* _AIM OF THE TASK_: Return all lines with the word "Enter" in them.

* _RAW DATA_:
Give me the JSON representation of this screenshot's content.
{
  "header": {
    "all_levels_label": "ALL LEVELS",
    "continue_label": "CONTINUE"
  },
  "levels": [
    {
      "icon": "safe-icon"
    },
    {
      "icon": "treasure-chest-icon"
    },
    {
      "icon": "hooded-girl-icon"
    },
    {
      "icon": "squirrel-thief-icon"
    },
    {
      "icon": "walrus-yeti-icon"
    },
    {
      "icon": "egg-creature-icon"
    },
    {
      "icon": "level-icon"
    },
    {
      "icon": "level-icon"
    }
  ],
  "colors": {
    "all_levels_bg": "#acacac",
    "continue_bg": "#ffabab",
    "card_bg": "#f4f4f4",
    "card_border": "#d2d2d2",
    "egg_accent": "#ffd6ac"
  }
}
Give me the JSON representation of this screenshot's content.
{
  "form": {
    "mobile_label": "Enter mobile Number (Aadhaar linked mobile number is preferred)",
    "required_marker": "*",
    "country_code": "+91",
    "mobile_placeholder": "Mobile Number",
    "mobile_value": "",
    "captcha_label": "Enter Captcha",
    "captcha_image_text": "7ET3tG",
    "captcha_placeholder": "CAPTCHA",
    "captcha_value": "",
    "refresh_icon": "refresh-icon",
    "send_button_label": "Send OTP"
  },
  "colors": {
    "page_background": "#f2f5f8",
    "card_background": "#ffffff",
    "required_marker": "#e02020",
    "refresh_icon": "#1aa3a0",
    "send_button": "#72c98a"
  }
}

* _REPLY_:
    "mobile_label": "Enter mobile Number (Aadhaar linked mobile number is preferred)",
    "captcha_label": "Enter Captcha",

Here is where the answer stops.